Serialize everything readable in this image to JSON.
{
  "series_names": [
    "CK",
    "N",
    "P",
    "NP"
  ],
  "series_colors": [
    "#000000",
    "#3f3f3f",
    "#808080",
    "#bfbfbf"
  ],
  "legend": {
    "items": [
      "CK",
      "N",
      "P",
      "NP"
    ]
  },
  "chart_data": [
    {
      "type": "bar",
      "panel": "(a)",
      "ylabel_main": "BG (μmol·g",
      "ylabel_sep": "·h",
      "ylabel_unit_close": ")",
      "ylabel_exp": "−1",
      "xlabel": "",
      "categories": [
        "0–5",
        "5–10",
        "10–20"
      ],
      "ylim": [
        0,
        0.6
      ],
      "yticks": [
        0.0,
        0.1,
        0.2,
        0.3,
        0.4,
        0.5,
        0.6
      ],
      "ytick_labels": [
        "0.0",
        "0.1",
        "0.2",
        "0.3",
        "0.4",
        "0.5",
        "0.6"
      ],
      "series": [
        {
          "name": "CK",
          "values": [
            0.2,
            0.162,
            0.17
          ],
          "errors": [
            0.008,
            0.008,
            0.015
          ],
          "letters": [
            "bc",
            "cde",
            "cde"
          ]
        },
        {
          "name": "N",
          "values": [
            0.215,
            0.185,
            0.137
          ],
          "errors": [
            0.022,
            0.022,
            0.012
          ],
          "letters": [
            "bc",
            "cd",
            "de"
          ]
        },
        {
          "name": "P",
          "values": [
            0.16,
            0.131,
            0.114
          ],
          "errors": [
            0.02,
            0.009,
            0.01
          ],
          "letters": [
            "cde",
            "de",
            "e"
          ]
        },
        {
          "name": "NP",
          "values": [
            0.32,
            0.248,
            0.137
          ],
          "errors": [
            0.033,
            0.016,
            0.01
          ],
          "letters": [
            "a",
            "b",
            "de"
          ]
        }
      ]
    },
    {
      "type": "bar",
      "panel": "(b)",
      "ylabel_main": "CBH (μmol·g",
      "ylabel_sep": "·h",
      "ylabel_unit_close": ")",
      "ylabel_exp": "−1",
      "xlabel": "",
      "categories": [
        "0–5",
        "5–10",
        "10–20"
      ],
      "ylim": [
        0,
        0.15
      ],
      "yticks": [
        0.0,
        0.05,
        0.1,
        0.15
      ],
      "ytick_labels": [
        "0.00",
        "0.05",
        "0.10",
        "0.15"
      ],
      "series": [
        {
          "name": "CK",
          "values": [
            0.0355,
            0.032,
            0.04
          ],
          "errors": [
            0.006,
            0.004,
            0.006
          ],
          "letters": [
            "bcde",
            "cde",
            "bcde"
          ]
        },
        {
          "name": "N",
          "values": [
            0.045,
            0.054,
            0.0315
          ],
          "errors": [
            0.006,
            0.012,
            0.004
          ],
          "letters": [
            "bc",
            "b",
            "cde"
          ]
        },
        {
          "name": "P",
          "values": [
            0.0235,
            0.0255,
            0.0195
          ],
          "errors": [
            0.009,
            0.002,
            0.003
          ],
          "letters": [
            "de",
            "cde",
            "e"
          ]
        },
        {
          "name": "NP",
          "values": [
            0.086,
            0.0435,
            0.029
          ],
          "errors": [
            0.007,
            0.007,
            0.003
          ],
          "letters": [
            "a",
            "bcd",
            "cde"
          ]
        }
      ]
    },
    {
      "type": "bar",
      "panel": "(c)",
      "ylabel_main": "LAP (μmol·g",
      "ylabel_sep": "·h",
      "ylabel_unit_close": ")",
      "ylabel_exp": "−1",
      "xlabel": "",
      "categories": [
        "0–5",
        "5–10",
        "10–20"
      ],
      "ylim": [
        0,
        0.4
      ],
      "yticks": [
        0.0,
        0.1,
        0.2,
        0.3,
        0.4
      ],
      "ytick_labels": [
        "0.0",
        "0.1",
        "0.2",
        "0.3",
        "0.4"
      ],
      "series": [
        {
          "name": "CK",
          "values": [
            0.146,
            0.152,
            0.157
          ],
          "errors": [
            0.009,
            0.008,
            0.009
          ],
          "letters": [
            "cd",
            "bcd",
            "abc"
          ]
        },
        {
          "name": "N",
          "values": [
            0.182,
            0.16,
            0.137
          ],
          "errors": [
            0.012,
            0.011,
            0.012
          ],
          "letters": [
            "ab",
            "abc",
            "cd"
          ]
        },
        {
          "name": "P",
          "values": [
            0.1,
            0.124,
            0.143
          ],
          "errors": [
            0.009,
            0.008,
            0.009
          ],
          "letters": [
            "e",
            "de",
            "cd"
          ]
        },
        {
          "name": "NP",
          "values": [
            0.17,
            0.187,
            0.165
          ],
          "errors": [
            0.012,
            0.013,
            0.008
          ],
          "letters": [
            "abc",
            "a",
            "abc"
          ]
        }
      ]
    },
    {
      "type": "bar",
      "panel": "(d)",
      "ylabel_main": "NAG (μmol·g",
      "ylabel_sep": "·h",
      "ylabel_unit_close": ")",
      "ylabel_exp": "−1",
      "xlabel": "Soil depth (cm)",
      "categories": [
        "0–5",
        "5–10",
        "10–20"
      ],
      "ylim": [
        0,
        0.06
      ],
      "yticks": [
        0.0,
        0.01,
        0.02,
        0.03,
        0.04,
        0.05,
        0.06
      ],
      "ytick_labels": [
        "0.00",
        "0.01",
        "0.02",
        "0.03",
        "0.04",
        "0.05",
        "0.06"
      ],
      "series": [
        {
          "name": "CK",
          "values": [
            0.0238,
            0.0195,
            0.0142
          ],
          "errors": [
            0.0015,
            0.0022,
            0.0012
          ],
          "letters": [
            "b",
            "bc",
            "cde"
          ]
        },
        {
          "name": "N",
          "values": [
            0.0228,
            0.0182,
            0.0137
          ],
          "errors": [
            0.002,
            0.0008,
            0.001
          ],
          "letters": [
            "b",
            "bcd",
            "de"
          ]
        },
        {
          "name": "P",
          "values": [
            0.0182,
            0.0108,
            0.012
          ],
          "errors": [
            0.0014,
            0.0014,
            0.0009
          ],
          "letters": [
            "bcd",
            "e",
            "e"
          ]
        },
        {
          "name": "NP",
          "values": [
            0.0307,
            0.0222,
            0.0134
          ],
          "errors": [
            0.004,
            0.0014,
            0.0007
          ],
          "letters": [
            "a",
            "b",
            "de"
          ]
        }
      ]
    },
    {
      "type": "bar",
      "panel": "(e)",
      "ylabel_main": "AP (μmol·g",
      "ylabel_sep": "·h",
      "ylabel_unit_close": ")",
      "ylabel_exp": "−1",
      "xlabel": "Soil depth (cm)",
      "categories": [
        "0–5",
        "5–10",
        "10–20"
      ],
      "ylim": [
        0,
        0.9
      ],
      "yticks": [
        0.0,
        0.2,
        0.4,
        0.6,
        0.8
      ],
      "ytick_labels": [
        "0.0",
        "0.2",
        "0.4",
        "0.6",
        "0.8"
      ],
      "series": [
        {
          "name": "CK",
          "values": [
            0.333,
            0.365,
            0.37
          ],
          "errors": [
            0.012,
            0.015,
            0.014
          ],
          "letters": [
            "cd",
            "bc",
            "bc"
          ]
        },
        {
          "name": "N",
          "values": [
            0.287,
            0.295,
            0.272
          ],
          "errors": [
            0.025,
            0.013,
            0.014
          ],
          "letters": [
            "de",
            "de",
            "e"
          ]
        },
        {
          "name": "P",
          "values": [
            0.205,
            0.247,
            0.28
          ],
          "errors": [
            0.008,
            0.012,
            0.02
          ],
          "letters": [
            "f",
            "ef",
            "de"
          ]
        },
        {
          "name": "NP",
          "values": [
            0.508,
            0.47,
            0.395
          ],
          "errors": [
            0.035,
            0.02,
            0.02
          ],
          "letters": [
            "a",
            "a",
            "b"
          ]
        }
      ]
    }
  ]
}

========================================

■ **DIRECTIONS FOR THIS TASK**: Working from the material above, retype it in its entirety without change.

■ **RESULT FOR THIS EXERCISE**:
Serialize everything readable in this image to JSON.
{
  "series_names": [
    "CK",
    "N",
    "P",
    "NP"
  ],
  "series_colors": [
    "#000000",
    "#3f3f3f",
    "#808080",
    "#bfbfbf"
  ],
  "legend": {
    "items": [
      "CK",
      "N",
      "P",
      "NP"
    ]
  },
  "chart_data": [
    {
      "type": "bar",
      "panel": "(a)",
      "ylabel_main": "BG (μmol·g",
      "ylabel_sep": "·h",
      "ylabel_unit_close": ")",
      "ylabel_exp": "−1",
      "xlabel": "",
      "categories": [
        "0–5",
        "5–10",
        "10–20"
      ],
      "ylim": [
        0,
        0.6
      ],
      "yticks": [
        0.0,
        0.1,
        0.2,
        0.3,
        0.4,
        0.5,
        0.6
      ],
      "ytick_labels": [
        "0.0",
        "0.1",
        "0.2",
        "0.3",
        "0.4",
        "0.5",
        "0.6"
      ],
      "series": [
        {
          "name": "CK",
          "values": [
            0.2,
            0.162,
            0.17
          ],
          "errors": [
            0.008,
            0.008,
            0.015
          ],
          "letters": [
            "bc",
            "cde",
            "cde"
          ]
        },
        {
          "name": "N",
          "values": [
            0.215,
            0.185,
            0.137
          ],
          "errors": [
            0.022,
            0.022,
            0.012
          ],
          "letters": [
            "bc",
            "cd",
            "de"
          ]
        },
        {
          "name": "P",
          "values": [
            0.16,
            0.131,
            0.114
          ],
          "errors": [
            0.02,
            0.009,
            0.01
          ],
          "letters": [
            "cde",
            "de",
            "e"
          ]
        },
        {
          "name": "NP",
          "values": [
            0.32,
            0.248,
            0.137
          ],
          "errors": [
            0.033,
            0.016,
            0.01
          ],
          "letters": [
            "a",
            "b",
            "de"
          ]
        }
      ]
    },
    {
      "type": "bar",
      "panel": "(b)",
      "ylabel_main": "CBH (μmol·g",
      "ylabel_sep": "·h",
      "ylabel_unit_close": ")",
      "ylabel_exp": "−1",
      "xlabel": "",
      "categories": [
        "0–5",
        "5–10",
        "10–20"
      ],
      "ylim": [
        0,
        0.15
      ],
      "yticks": [
        0.0,
        0.05,
        0.1,
        0.15
      ],
      "ytick_labels": [
        "0.00",
        "0.05",
        "0.10",
        "0.15"
      ],
      "series": [
        {
          "name": "CK",
          "values": [
            0.0355,
            0.032,
            0.04
          ],
          "errors": [
            0.006,
            0.004,
            0.006
          ],
          "letters": [
            "bcde",
            "cde",
            "bcde"
          ]
        },
        {
          "name": "N",
          "values": [
            0.045,
            0.054,
            0.0315
          ],
          "errors": [
            0.006,
            0.012,
            0.004
          ],
          "letters": [
            "bc",
            "b",
            "cde"
          ]
        },
        {
          "name": "P",
          "values": [
            0.0235,
            0.0255,
            0.0195
          ],
          "errors": [
            0.009,
            0.002,
            0.003
          ],
          "letters": [
            "de",
            "cde",
            "e"
          ]
        },
        {
          "name": "NP",
          "values": [
            0.086,
            0.0435,
            0.029
          ],
          "errors": [
            0.007,
            0.007,
            0.003
          ],
          "letters": [
            "a",
            "bcd",
            "cde"
          ]
        }
      ]
    },
    {
      "type": "bar",
      "panel": "(c)",
      "ylabel_main": "LAP (μmol·g",
      "ylabel_sep": "·h",
      "ylabel_unit_close": ")",
      "ylabel_exp": "−1",
      "xlabel": "",
      "categories": [
        "0–5",
        "5–10",
        "10–20"
      ],
      "ylim": [
        0,
        0.4
      ],
      "yticks": [
        0.0,
        0.1,
        0.2,
        0.3,
        0.4
      ],
      "ytick_labels": [
        "0.0",
        "0.1",
        "0.2",
        "0.3",
        "0.4"
      ],
      "series": [
        {
          "name": "CK",
          "values": [
            0.146,
            0.152,
            0.157
          ],
          "errors": [
            0.009,
            0.008,
            0.009
          ],
          "letters": [
            "cd",
            "bcd",
            "abc"
          ]
        },
        {
          "name": "N",
          "values": [
            0.182,
            0.16,
            0.137
          ],
          "errors": [
            0.012,
            0.011,
            0.012
          ],
          "letters": [
            "ab",
            "abc",
            "cd"
          ]
        },
        {
          "name": "P",
          "values": [
            0.1,
            0.124,
            0.143
          ],
          "errors": [
            0.009,
            0.008,
            0.009
          ],
          "letters": [
            "e",
            "de",
            "cd"
          ]
        },
        {
          "name": "NP",
          "values": [
            0.17,
            0.187,
            0.165
          ],
          "errors": [
            0.012,
            0.013,
            0.008
          ],
          "letters": [
            "abc",
            "a",
            "abc"
          ]
        }
      ]
    },
    {
      "type": "bar",
      "panel": "(d)",
      "ylabel_main": "NAG (μmol·g",
      "ylabel_sep": "·h",
      "ylabel_unit_close": ")",
      "ylabel_exp": "−1",
      "xlabel": "Soil depth (cm)",
      "categories": [
        "0–5",
        "5–10",
        "10–20"
      ],
      "ylim": [
        0,
        0.06
      ],
      "yticks": [
        0.0,
        0.01,
        0.02,
        0.03,
        0.04,
        0.05,
        0.06
      ],
      "ytick_labels": [
        "0.00",
        "0.01",
        "0.02",
        "0.03",
        "0.04",
        "0.05",
        "0.06"
      ],
      "series": [
        {
          "name": "CK",
          "values": [
            0.0238,
            0.0195,
            0.0142
          ],
          "errors": [
            0.0015,
            0.0022,
            0.0012
          ],
          "letters": [
            "b",
            "bc",
            "cde"
          ]
        },
        {
          "name": "N",
          "values": [
            0.0228,
            0.0182,
            0.0137
          ],
          "errors": [
            0.002,
            0.0008,
            0.001
          ],
          "letters": [
            "b",
            "bcd",
            "de"
          ]
        },
        {
          "name": "P",
          "values": [
            0.0182,
            0.0108,
            0.012
          ],
          "errors": [
            0.0014,
            0.0014,
            0.0009
          ],
          "letters": [
            "bcd",
            "e",
            "e"
          ]
        },
        {
          "name": "NP",
          "values": [
            0.0307,
            0.0222,
            0.0134
          ],
          "errors": [
            0.004,
            0.0014,
            0.0007
          ],
          "letters": [
            "a",
            "b",
            "de"
          ]
        }
      ]
    },
    {
      "type": "bar",
      "panel": "(e)",
      "ylabel_main": "AP (μmol·g",
      "ylabel_sep": "·h",
      "ylabel_unit_close": ")",
      "ylabel_exp": "−1",
      "xlabel": "Soil depth (cm)",
      "categories": [
        "0–5",
        "5–10",
        "10–20"
      ],
      "ylim": [
        0,
        0.9
      ],
      "yticks": [
        0.0,
        0.2,
        0.4,
        0.6,
        0.8
      ],
      "ytick_labels": [
        "0.0",
        "0.2",
        "0.4",
        "0.6",
        "0.8"
      ],
      "series": [
        {
          "name": "CK",
          "values": [
            0.333,
            0.365,
            0.37
          ],
          "errors": [
            0.012,
            0.015,
            0.014
          ],
          "letters": [
            "cd",
            "bc",
            "bc"
          ]
        },
        {
          "name": "N",
          "values": [
            0.287,
            0.295,
            0.272
          ],
          "errors": [
            0.025,
            0.013,
            0.014
          ],
          "letters": [
            "de",
            "de",
            "e"
          ]
        },
        {
          "name": "P",
          "values": [
            0.205,
            0.247,
            0.28
          ],
          "errors": [
            0.008,
            0.012,
            0.02
          ],
          "letters": [
            "f",
            "ef",
            "de"
          ]
        },
        {
          "name": "NP",
          "values": [
            0.508,
            0.47,
            0.395
          ],
          "errors": [
            0.035,
            0.02,
            0.02
          ],
          "letters": [
            "a",
            "a",
            "b"
          ]
        }
      ]
    }
  ]
}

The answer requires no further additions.